* **設定課題 1**:
対中政策の論説のうち、「中国との戦略的競争において、」を含む語句で始まり「い状況を実現することである。」で終わる部分を、一字も変えずに再現してください。
* **設定課題 2**:
対中政策の論説によると、バイデン政権は中国との関係で何を目指しているか。

* **提供抜粋**:
%%

<トランプ支持者の対中強硬論>習近平帝国を力でねじ伏せる強硬的算段とは

2024.07.18 Wedge ONLINE

 2024年6月24日付フォーリン・ポリシー誌は、米国がとるべき対中政策について、マシュー・クローニグ大西洋評議会副会長とダン・ネグリア同「自由・繁栄センター」上級部長による論説を掲載している。

(wildpixel/gettyimages)

 中国との戦略的競争において、米国が目指すべき政策目標は何かが問われている。バイデン政権は中国との「競争を責任を持って管理する」ことを目指している。しかし、米国は中国との争いにおいて「勝利」を目指すべきである。ここで勝利とは、中国が米国の死活的利益を害する意思や能力を持たない状況を実現することである。

 単に「競争を管理」することは明らかに意味をなさない。いかなる競争も、目的は管理することではなく、勝利することだ。

%%

* **データ抜粋**:
%%

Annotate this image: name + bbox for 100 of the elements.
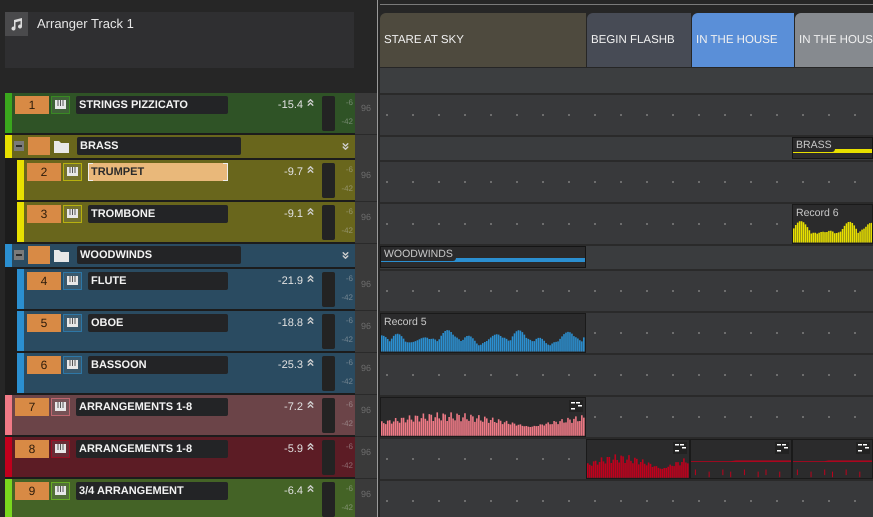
track-number[interactable]: 5 — [27, 314, 61, 332]
track-name-field[interactable]: ARRANGEMENTS 1-8 — [76, 440, 228, 458]
level-meter — [322, 440, 335, 475]
piano-icon[interactable] — [63, 272, 82, 290]
piano-icon[interactable] — [63, 356, 82, 374]
volume-value: -21.9 — [278, 275, 303, 287]
track-header[interactable]: 5 OBOE -18.8 -6 -42 — [5, 311, 355, 353]
music-note-icon — [5, 12, 28, 36]
track-number[interactable]: 3 — [27, 205, 61, 223]
track-number[interactable]: 1 — [15, 96, 49, 114]
level-meter — [322, 356, 335, 391]
automation-clip[interactable] — [586, 439, 690, 479]
automation-clip[interactable] — [690, 439, 792, 479]
track-number[interactable]: 6 — [27, 356, 61, 374]
double-chevron-up-icon[interactable] — [305, 483, 316, 494]
meter-scale-label: -42 — [341, 184, 353, 193]
double-chevron-up-icon[interactable] — [305, 399, 316, 410]
volume-value: -5.9 — [284, 443, 303, 455]
meter-scale-label: -6 — [346, 274, 353, 283]
meter-scale-label: -42 — [341, 226, 353, 235]
collapse-icon[interactable] — [14, 141, 24, 151]
double-chevron-down-icon[interactable] — [340, 141, 351, 152]
meter-scale-label: -42 — [341, 461, 353, 470]
volume-value: -7.2 — [284, 401, 303, 413]
meter-scale-label: -42 — [341, 335, 353, 344]
automation-clip[interactable] — [792, 439, 873, 479]
track-header[interactable]: 1 STRINGS PIZZICATO -15.4 -6 -42 — [5, 93, 355, 135]
folder-name-field[interactable]: WOODWINDS — [77, 246, 241, 264]
track-name-field[interactable]: FLUTE — [88, 272, 228, 290]
track-name-field[interactable]: TRUMPET — [88, 163, 228, 181]
double-chevron-up-icon[interactable] — [305, 273, 316, 284]
track-header[interactable]: 2 TRUMPET -9.7 -6 -42 — [5, 160, 355, 202]
track-number[interactable]: 8 — [15, 440, 49, 458]
track-header[interactable]: 9 3/4 ARRANGEMENT -6.4 -6 -42 — [5, 479, 355, 517]
collapse-icon[interactable] — [14, 250, 24, 260]
double-chevron-up-icon[interactable] — [305, 164, 316, 175]
automation-clip[interactable] — [380, 397, 586, 437]
level-meter — [322, 205, 335, 240]
piano-icon[interactable] — [51, 482, 70, 500]
meter-scale-label: -6 — [346, 316, 353, 325]
meter-scale-label: -6 — [346, 98, 353, 107]
double-chevron-up-icon[interactable] — [305, 97, 316, 108]
audio-clip[interactable]: Record 5 — [380, 313, 586, 353]
meter-scale-label: -6 — [346, 484, 353, 493]
track-name-field[interactable]: BASSOON — [88, 356, 228, 374]
audio-clip[interactable]: Record 6 — [792, 204, 873, 244]
track-name-field[interactable]: 3/4 ARRANGEMENT — [76, 482, 228, 500]
meter-scale-label: -42 — [341, 377, 353, 386]
arranger-track-header[interactable]: Arranger Track 1 — [5, 12, 354, 68]
track-number[interactable]: 4 — [27, 272, 61, 290]
piano-icon[interactable] — [51, 96, 70, 114]
volume-value: -9.7 — [284, 166, 303, 178]
piano-icon[interactable] — [63, 314, 82, 332]
double-chevron-up-icon[interactable] — [305, 357, 316, 368]
double-chevron-down-icon[interactable] — [340, 250, 351, 261]
clip-label: WOODWINDS — [381, 247, 456, 261]
folder-header[interactable]: WOODWINDS — [5, 244, 355, 269]
clip-label: BRASS — [793, 138, 835, 152]
arranger-section[interactable]: BEGIN FLASHB — [587, 13, 691, 67]
meter-scale-label: -6 — [346, 400, 353, 409]
level-meter — [322, 398, 335, 433]
track-name-field[interactable]: TROMBONE — [88, 205, 228, 223]
volume-value: -18.8 — [278, 317, 303, 329]
level-meter — [322, 163, 335, 198]
clip-label: Record 6 — [796, 207, 839, 219]
volume-value: -6.4 — [284, 485, 303, 497]
double-chevron-up-icon[interactable] — [305, 206, 316, 217]
track-header[interactable]: 8 ARRANGEMENTS 1-8 -5.9 -6 -42 — [5, 437, 355, 479]
volume-value: -9.1 — [284, 208, 303, 220]
track-name-field[interactable]: OBOE — [88, 314, 228, 332]
double-chevron-up-icon[interactable] — [305, 315, 316, 326]
folder-clip[interactable]: BRASS — [792, 137, 873, 159]
track-number[interactable]: 2 — [27, 163, 61, 181]
folder-clip[interactable]: WOODWINDS — [380, 246, 586, 268]
piano-icon[interactable] — [51, 440, 70, 458]
arranger-section[interactable]: STARE AT SKY — [380, 13, 586, 67]
meter-scale-label: -6 — [346, 165, 353, 174]
track-name-field[interactable]: ARRANGEMENTS 1-8 — [76, 398, 228, 416]
meter-scale-label: -42 — [341, 503, 353, 512]
track-header[interactable]: 4 FLUTE -21.9 -6 -42 — [5, 269, 355, 311]
track-header[interactable]: 7 ARRANGEMENTS 1-8 -7.2 -6 -42 — [5, 395, 355, 437]
edit-icon — [569, 400, 583, 412]
edit-icon — [673, 442, 687, 454]
clip-label: Record 5 — [384, 316, 427, 328]
meter-scale-label: -42 — [341, 293, 353, 302]
level-meter — [322, 96, 335, 131]
piano-icon[interactable] — [51, 398, 70, 416]
arranger-track-title: Arranger Track 1 — [37, 16, 134, 31]
track-number[interactable]: 7 — [15, 398, 49, 416]
meter-scale-label: -6 — [346, 442, 353, 451]
folder-name-field[interactable]: BRASS — [77, 137, 241, 155]
track-header[interactable]: 6 BASSOON -25.3 -6 -42 — [5, 353, 355, 395]
meter-scale-label: -6 — [346, 207, 353, 216]
edit-icon — [775, 442, 789, 454]
track-name-field[interactable]: STRINGS PIZZICATO — [76, 96, 228, 114]
double-chevron-up-icon[interactable] — [305, 441, 316, 452]
track-number[interactable]: 9 — [15, 482, 49, 500]
folder-header[interactable]: BRASS — [5, 135, 355, 160]
meter-scale-label: -42 — [341, 419, 353, 428]
track-header[interactable]: 3 TROMBONE -9.1 -6 -42 — [5, 202, 355, 244]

%%

* **完成解答 1**:
中国との戦略的競争において、米国が目指すべき政策目標は何かが問われている。バイデン政権は中国との「競争を責任を持って管理する」ことを目指している。しかし、米国は中国との争いにおいて「勝利」を目指すべきである。ここで勝利とは、中国が米国の死活的利益を害する意思や能力を持たない状況を実現することである。

* **完成解答 2**:
中国との「競争を責任を持って管理する」ことを目指している。